▶ OBJECTIVE: Go through the listing and write out all of it exactly.

(Data extracted from a collection)
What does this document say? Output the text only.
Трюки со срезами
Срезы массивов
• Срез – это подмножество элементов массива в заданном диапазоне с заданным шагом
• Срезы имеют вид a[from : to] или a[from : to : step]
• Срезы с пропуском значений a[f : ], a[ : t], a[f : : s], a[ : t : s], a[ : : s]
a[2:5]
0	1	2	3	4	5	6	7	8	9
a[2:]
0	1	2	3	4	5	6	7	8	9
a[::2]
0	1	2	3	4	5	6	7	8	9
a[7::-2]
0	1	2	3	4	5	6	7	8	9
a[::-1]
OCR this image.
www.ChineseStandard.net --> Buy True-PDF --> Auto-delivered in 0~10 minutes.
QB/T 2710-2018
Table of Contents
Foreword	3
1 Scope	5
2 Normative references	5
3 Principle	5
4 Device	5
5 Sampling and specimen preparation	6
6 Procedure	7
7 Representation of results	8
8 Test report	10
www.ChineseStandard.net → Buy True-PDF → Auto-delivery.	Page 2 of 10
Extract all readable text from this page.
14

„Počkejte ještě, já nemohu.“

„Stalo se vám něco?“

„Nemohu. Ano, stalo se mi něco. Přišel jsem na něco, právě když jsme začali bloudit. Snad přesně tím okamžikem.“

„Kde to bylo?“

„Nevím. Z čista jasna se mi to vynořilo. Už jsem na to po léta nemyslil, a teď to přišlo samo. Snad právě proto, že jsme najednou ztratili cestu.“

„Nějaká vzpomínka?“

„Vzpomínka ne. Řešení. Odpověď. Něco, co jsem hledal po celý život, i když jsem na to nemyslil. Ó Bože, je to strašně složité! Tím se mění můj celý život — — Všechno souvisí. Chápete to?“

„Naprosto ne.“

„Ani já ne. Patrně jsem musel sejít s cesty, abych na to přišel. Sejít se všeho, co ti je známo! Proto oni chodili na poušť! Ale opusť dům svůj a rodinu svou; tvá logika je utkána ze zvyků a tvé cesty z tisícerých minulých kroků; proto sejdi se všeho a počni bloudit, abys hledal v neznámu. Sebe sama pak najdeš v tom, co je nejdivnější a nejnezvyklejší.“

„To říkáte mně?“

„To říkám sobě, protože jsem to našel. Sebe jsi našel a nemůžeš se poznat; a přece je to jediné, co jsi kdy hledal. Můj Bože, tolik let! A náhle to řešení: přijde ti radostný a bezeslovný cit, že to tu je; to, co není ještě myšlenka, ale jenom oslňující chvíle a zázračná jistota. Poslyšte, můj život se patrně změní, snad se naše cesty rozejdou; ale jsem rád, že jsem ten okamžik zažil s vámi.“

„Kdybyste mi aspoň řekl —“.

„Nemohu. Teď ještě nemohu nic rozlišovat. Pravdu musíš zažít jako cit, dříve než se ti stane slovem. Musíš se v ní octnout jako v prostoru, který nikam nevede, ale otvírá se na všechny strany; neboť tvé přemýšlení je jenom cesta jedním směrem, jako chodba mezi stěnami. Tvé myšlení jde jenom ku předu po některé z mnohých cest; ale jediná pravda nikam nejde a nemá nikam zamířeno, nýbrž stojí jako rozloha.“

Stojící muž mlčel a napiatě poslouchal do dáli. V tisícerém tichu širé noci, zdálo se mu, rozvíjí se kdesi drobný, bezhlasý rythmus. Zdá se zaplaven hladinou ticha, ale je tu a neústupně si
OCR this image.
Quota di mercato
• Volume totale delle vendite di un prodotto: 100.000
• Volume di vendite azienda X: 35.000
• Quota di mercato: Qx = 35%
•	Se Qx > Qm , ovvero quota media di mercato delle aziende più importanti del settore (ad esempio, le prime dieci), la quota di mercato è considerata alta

▶ EXERCISE SOLUTION:
What does this document say? Output the text only.
Трюки со срезами
Срезы массивов
• Срез – это подмножество элементов массива в заданном диапазоне с заданным шагом
• Срезы имеют вид a[from : to] или a[from : to : step]
• Срезы с пропуском значений a[f : ], a[ : t], a[f : : s], a[ : t : s], a[ : : s]
a[2:5]
0	1	2	3	4	5	6	7	8	9
a[2:]
0	1	2	3	4	5	6	7	8	9
a[::2]
0	1	2	3	4	5	6	7	8	9
a[7::-2]
0	1	2	3	4	5	6	7	8	9
a[::-1]
OCR this image.
www.ChineseStandard.net --> Buy True-PDF --> Auto-delivered in 0~10 minutes.
QB/T 2710-2018
Table of Contents
Foreword	3
1 Scope	5
2 Normative references	5
3 Principle	5
4 Device	5
5 Sampling and specimen preparation	6
6 Procedure	7
7 Representation of results	8
8 Test report	10
www.ChineseStandard.net → Buy True-PDF → Auto-delivery.	Page 2 of 10
Extract all readable text from this page.
14

„Počkejte ještě, já nemohu.“

„Stalo se vám něco?“

„Nemohu. Ano, stalo se mi něco. Přišel jsem na něco, právě když jsme začali bloudit. Snad přesně tím okamžikem.“

„Kde to bylo?“

„Nevím. Z čista jasna se mi to vynořilo. Už jsem na to po léta nemyslil, a teď to přišlo samo. Snad právě proto, že jsme najednou ztratili cestu.“

„Nějaká vzpomínka?“

„Vzpomínka ne. Řešení. Odpověď. Něco, co jsem hledal po celý život, i když jsem na to nemyslil. Ó Bože, je to strašně složité! Tím se mění můj celý život — — Všechno souvisí. Chápete to?“

„Naprosto ne.“

„Ani já ne. Patrně jsem musel sejít s cesty, abych na to přišel. Sejít se všeho, co ti je známo! Proto oni chodili na poušť! Ale opusť dům svůj a rodinu svou; tvá logika je utkána ze zvyků a tvé cesty z tisícerých minulých kroků; proto sejdi se všeho a počni bloudit, abys hledal v neznámu. Sebe sama pak najdeš v tom, co je nejdivnější a nejnezvyklejší.“

„To říkáte mně?“

„To říkám sobě, protože jsem to našel. Sebe jsi našel a nemůžeš se poznat; a přece je to jediné, co jsi kdy hledal. Můj Bože, tolik let! A náhle to řešení: přijde ti radostný a bezeslovný cit, že to tu je; to, co není ještě myšlenka, ale jenom oslňující chvíle a zázračná jistota. Poslyšte, můj život se patrně změní, snad se naše cesty rozejdou; ale jsem rád, že jsem ten okamžik zažil s vámi.“

„Kdybyste mi aspoň řekl —“.

„Nemohu. Teď ještě nemohu nic rozlišovat. Pravdu musíš zažít jako cit, dříve než se ti stane slovem. Musíš se v ní octnout jako v prostoru, který nikam nevede, ale otvírá se na všechny strany; neboť tvé přemýšlení je jenom cesta jedním směrem, jako chodba mezi stěnami. Tvé myšlení jde jenom ku předu po některé z mnohých cest; ale jediná pravda nikam nejde a nemá nikam zamířeno, nýbrž stojí jako rozloha.“

Stojící muž mlčel a napiatě poslouchal do dáli. V tisícerém tichu širé noci, zdálo se mu, rozvíjí se kdesi drobný, bezhlasý rythmus. Zdá se zaplaven hladinou ticha, ale je tu a neústupně si
OCR this image.
Quota di mercato
• Volume totale delle vendite di un prodotto: 100.000
• Volume di vendite azienda X: 35.000
• Quota di mercato: Qx = 35%
•	Se Qx > Qm , ovvero quota media di mercato delle aziende più importanti del settore (ad esempio, le prime dieci), la quota di mercato è considerata alta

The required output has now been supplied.